**What to work on**
Would you quote the material below in full and unchanged?

[Stored entries]
□ □ □ □ □
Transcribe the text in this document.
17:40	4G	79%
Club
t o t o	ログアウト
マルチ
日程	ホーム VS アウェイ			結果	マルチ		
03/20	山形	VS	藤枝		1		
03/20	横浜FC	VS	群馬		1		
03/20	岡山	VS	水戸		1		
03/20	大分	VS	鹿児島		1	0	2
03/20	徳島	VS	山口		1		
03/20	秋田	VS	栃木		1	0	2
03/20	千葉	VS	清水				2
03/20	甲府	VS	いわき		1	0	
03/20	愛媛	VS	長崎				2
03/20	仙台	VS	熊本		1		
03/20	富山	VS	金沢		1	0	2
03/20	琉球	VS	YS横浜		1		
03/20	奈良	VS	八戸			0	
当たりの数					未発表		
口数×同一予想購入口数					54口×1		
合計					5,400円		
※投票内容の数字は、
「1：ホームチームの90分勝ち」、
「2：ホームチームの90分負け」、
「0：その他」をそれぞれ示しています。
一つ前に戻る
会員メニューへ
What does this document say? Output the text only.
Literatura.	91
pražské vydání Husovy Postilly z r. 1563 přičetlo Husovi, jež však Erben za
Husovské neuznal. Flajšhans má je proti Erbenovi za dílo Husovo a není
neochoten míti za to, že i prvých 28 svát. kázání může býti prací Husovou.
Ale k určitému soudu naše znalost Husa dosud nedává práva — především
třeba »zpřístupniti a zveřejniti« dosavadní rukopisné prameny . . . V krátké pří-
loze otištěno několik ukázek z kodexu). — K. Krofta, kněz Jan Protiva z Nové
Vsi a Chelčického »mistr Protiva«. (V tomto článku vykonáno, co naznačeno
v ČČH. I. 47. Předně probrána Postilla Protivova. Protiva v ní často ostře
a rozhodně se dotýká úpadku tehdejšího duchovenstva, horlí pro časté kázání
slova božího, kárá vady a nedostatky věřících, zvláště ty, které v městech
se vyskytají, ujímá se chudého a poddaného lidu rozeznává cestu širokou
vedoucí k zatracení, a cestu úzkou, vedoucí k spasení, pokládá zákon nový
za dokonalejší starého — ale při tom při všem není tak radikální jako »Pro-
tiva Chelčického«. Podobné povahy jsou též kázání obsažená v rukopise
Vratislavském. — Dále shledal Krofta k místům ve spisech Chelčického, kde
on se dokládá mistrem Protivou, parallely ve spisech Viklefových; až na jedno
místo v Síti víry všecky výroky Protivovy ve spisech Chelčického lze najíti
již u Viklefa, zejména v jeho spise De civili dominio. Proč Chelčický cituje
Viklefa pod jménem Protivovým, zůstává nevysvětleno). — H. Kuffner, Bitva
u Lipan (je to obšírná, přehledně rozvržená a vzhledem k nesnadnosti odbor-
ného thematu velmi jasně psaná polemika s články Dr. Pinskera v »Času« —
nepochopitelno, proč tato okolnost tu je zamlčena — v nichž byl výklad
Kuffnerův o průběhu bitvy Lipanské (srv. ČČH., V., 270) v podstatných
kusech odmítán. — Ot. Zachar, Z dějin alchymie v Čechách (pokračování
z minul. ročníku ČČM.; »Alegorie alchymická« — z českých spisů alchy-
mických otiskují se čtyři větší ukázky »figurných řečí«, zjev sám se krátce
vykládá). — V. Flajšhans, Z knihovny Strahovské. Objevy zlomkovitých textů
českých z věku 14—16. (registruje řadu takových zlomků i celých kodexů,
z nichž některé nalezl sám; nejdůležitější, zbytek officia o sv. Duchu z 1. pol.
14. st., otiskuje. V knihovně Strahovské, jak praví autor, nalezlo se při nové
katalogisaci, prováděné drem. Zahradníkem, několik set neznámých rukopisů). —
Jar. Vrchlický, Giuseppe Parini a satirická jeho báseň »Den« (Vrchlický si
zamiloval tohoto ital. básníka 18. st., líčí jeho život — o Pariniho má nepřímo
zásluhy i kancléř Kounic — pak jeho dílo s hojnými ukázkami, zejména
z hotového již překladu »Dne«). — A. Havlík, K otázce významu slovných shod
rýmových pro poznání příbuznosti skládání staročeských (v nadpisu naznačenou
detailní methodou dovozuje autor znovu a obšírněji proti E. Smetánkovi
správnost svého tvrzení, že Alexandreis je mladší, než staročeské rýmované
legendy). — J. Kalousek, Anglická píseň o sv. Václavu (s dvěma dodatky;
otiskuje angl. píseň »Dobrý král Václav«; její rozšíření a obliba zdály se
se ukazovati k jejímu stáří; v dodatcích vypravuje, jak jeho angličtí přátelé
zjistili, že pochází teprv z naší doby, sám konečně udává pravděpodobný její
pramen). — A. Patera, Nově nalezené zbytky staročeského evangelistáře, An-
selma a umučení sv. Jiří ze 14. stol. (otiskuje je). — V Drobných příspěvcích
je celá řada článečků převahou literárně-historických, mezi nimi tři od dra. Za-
□ □ □ □ □
**Finished answer**
Transcribe the text in this document.
17:40	4G	79%
Club
t o t o	ログアウト
マルチ
日程	ホーム VS アウェイ			結果	マルチ		
03/20	山形	VS	藤枝		1		
03/20	横浜FC	VS	群馬		1		
03/20	岡山	VS	水戸		1		
03/20	大分	VS	鹿児島		1	0	2
03/20	徳島	VS	山口		1		
03/20	秋田	VS	栃木		1	0	2
03/20	千葉	VS	清水				2
03/20	甲府	VS	いわき		1	0	
03/20	愛媛	VS	長崎				2
03/20	仙台	VS	熊本		1		
03/20	富山	VS	金沢		1	0	2
03/20	琉球	VS	YS横浜		1		
03/20	奈良	VS	八戸			0	
当たりの数					未発表		
口数×同一予想購入口数					54口×1		
合計					5,400円		
※投票内容の数字は、
「1：ホームチームの90分勝ち」、
「2：ホームチームの90分負け」、
「0：その他」をそれぞれ示しています。
一つ前に戻る
会員メニューへ
What does this document say? Output the text only.
Literatura.	91
pražské vydání Husovy Postilly z r. 1563 přičetlo Husovi, jež však Erben za
Husovské neuznal. Flajšhans má je proti Erbenovi za dílo Husovo a není
neochoten míti za to, že i prvých 28 svát. kázání může býti prací Husovou.
Ale k určitému soudu naše znalost Husa dosud nedává práva — především
třeba »zpřístupniti a zveřejniti« dosavadní rukopisné prameny . . . V krátké pří-
loze otištěno několik ukázek z kodexu). — K. Krofta, kněz Jan Protiva z Nové
Vsi a Chelčického »mistr Protiva«. (V tomto článku vykonáno, co naznačeno
v ČČH. I. 47. Předně probrána Postilla Protivova. Protiva v ní často ostře
a rozhodně se dotýká úpadku tehdejšího duchovenstva, horlí pro časté kázání
slova božího, kárá vady a nedostatky věřících, zvláště ty, které v městech
se vyskytají, ujímá se chudého a poddaného lidu rozeznává cestu širokou
vedoucí k zatracení, a cestu úzkou, vedoucí k spasení, pokládá zákon nový
za dokonalejší starého — ale při tom při všem není tak radikální jako »Pro-
tiva Chelčického«. Podobné povahy jsou též kázání obsažená v rukopise
Vratislavském. — Dále shledal Krofta k místům ve spisech Chelčického, kde
on se dokládá mistrem Protivou, parallely ve spisech Viklefových; až na jedno
místo v Síti víry všecky výroky Protivovy ve spisech Chelčického lze najíti
již u Viklefa, zejména v jeho spise De civili dominio. Proč Chelčický cituje
Viklefa pod jménem Protivovým, zůstává nevysvětleno). — H. Kuffner, Bitva
u Lipan (je to obšírná, přehledně rozvržená a vzhledem k nesnadnosti odbor-
ného thematu velmi jasně psaná polemika s články Dr. Pinskera v »Času« —
nepochopitelno, proč tato okolnost tu je zamlčena — v nichž byl výklad
Kuffnerův o průběhu bitvy Lipanské (srv. ČČH., V., 270) v podstatných
kusech odmítán. — Ot. Zachar, Z dějin alchymie v Čechách (pokračování
z minul. ročníku ČČM.; »Alegorie alchymická« — z českých spisů alchy-
mických otiskují se čtyři větší ukázky »figurných řečí«, zjev sám se krátce
vykládá). — V. Flajšhans, Z knihovny Strahovské. Objevy zlomkovitých textů
českých z věku 14—16. (registruje řadu takových zlomků i celých kodexů,
z nichž některé nalezl sám; nejdůležitější, zbytek officia o sv. Duchu z 1. pol.
14. st., otiskuje. V knihovně Strahovské, jak praví autor, nalezlo se při nové
katalogisaci, prováděné drem. Zahradníkem, několik set neznámých rukopisů). —
Jar. Vrchlický, Giuseppe Parini a satirická jeho báseň »Den« (Vrchlický si
zamiloval tohoto ital. básníka 18. st., líčí jeho život — o Pariniho má nepřímo
zásluhy i kancléř Kounic — pak jeho dílo s hojnými ukázkami, zejména
z hotového již překladu »Dne«). — A. Havlík, K otázce významu slovných shod
rýmových pro poznání příbuznosti skládání staročeských (v nadpisu naznačenou
detailní methodou dovozuje autor znovu a obšírněji proti E. Smetánkovi
správnost svého tvrzení, že Alexandreis je mladší, než staročeské rýmované
legendy). — J. Kalousek, Anglická píseň o sv. Václavu (s dvěma dodatky;
otiskuje angl. píseň »Dobrý král Václav«; její rozšíření a obliba zdály se
se ukazovati k jejímu stáří; v dodatcích vypravuje, jak jeho angličtí přátelé
zjistili, že pochází teprv z naší doby, sám konečně udává pravděpodobný její
pramen). — A. Patera, Nově nalezené zbytky staročeského evangelistáře, An-
selma a umučení sv. Jiří ze 14. stol. (otiskuje je). — V Drobných příspěvcích
je celá řada článečků převahou literárně-historických, mezi nimi tři od dra. Za-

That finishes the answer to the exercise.